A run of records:
— start —
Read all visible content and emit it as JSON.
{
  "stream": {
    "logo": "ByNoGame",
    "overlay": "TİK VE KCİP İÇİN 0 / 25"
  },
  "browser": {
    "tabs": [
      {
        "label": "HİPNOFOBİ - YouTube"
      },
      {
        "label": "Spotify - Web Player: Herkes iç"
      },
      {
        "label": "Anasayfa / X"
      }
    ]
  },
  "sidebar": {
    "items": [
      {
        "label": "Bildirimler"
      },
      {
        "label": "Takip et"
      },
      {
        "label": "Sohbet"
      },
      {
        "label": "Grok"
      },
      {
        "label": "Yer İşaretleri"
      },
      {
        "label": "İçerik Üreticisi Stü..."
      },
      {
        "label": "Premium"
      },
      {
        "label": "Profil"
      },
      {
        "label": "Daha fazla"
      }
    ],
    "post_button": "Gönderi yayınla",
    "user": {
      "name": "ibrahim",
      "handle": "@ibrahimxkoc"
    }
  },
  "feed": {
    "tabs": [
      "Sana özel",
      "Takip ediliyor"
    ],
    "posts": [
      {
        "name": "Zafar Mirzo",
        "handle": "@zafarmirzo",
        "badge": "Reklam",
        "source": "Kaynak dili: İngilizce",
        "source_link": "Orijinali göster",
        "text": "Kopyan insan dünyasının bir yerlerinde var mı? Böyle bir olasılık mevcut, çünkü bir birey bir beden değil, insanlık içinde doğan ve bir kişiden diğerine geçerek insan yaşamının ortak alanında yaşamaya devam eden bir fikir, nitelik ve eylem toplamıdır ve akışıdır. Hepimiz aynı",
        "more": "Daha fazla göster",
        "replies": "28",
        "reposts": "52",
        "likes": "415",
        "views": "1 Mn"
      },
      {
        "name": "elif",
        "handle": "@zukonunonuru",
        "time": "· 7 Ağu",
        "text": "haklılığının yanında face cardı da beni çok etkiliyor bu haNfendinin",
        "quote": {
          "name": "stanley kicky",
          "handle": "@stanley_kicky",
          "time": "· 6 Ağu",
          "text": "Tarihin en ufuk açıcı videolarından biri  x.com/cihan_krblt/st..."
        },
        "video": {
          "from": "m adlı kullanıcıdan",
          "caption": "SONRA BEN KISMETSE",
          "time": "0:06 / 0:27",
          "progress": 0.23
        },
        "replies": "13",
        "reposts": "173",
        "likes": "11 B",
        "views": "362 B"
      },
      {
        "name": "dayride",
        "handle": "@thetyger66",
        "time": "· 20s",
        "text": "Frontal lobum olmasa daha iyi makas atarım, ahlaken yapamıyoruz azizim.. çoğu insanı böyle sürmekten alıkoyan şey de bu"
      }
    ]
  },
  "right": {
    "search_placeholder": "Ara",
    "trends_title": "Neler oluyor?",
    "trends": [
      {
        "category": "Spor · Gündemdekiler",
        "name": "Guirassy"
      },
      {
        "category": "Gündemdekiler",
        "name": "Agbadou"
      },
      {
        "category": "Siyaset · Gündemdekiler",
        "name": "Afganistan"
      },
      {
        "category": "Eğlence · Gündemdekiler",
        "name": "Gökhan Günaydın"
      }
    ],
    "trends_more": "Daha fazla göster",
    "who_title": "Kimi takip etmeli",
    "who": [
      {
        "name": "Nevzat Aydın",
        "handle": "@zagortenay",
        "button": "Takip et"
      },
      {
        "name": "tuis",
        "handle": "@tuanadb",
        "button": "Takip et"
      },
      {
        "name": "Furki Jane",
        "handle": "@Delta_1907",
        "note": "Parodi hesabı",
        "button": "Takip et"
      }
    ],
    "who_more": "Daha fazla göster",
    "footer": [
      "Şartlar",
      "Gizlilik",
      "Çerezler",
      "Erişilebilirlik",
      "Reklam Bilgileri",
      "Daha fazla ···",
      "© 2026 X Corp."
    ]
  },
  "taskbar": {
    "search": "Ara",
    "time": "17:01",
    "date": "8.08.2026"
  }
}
— end —
◆ The task ◆
Reproduce the complete set of lines precisely as supplied.

◆ The completed task ◆
Read all visible content and emit it as JSON.
{
  "stream": {
    "logo": "ByNoGame",
    "overlay": "TİK VE KCİP İÇİN 0 / 25"
  },
  "browser": {
    "tabs": [
      {
        "label": "HİPNOFOBİ - YouTube"
      },
      {
        "label": "Spotify - Web Player: Herkes iç"
      },
      {
        "label": "Anasayfa / X"
      }
    ]
  },
  "sidebar": {
    "items": [
      {
        "label": "Bildirimler"
      },
      {
        "label": "Takip et"
      },
      {
        "label": "Sohbet"
      },
      {
        "label": "Grok"
      },
      {
        "label": "Yer İşaretleri"
      },
      {
        "label": "İçerik Üreticisi Stü..."
      },
      {
        "label": "Premium"
      },
      {
        "label": "Profil"
      },
      {
        "label": "Daha fazla"
      }
    ],
    "post_button": "Gönderi yayınla",
    "user": {
      "name": "ibrahim",
      "handle": "@ibrahimxkoc"
    }
  },
  "feed": {
    "tabs": [
      "Sana özel",
      "Takip ediliyor"
    ],
    "posts": [
      {
        "name": "Zafar Mirzo",
        "handle": "@zafarmirzo",
        "badge": "Reklam",
        "source": "Kaynak dili: İngilizce",
        "source_link": "Orijinali göster",
        "text": "Kopyan insan dünyasının bir yerlerinde var mı? Böyle bir olasılık mevcut, çünkü bir birey bir beden değil, insanlık içinde doğan ve bir kişiden diğerine geçerek insan yaşamının ortak alanında yaşamaya devam eden bir fikir, nitelik ve eylem toplamıdır ve akışıdır. Hepimiz aynı",
        "more": "Daha fazla göster",
        "replies": "28",
        "reposts": "52",
        "likes": "415",
        "views": "1 Mn"
      },
      {
        "name": "elif",
        "handle": "@zukonunonuru",
        "time": "· 7 Ağu",
        "text": "haklılığının yanında face cardı da beni çok etkiliyor bu haNfendinin",
        "quote": {
          "name": "stanley kicky",
          "handle": "@stanley_kicky",
          "time": "· 6 Ağu",
          "text": "Tarihin en ufuk açıcı videolarından biri  x.com/cihan_krblt/st..."
        },
        "video": {
          "from": "m adlı kullanıcıdan",
          "caption": "SONRA BEN KISMETSE",
          "time": "0:06 / 0:27",
          "progress": 0.23
        },
        "replies": "13",
        "reposts": "173",
        "likes": "11 B",
        "views": "362 B"
      },
      {
        "name": "dayride",
        "handle": "@thetyger66",
        "time": "· 20s",
        "text": "Frontal lobum olmasa daha iyi makas atarım, ahlaken yapamıyoruz azizim.. çoğu insanı böyle sürmekten alıkoyan şey de bu"
      }
    ]
  },
  "right": {
    "search_placeholder": "Ara",
    "trends_title": "Neler oluyor?",
    "trends": [
      {
        "category": "Spor · Gündemdekiler",
        "name": "Guirassy"
      },
      {
        "category": "Gündemdekiler",
        "name": "Agbadou"
      },
      {
        "category": "Siyaset · Gündemdekiler",
        "name": "Afganistan"
      },
      {
        "category": "Eğlence · Gündemdekiler",
        "name": "Gökhan Günaydın"
      }
    ],
    "trends_more": "Daha fazla göster",
    "who_title": "Kimi takip etmeli",
    "who": [
      {
        "name": "Nevzat Aydın",
        "handle": "@zagortenay",
        "button": "Takip et"
      },
      {
        "name": "tuis",
        "handle": "@tuanadb",
        "button": "Takip et"
      },
      {
        "name": "Furki Jane",
        "handle": "@Delta_1907",
        "note": "Parodi hesabı",
        "button": "Takip et"
      }
    ],
    "who_more": "Daha fazla göster",
    "footer": [
      "Şartlar",
      "Gizlilik",
      "Çerezler",
      "Erişilebilirlik",
      "Reklam Bilgileri",
      "Daha fazla ···",
      "© 2026 X Corp."
    ]
  },
  "taskbar": {
    "search": "Ara",
    "time": "17:01",
    "date": "8.08.2026"
  }
}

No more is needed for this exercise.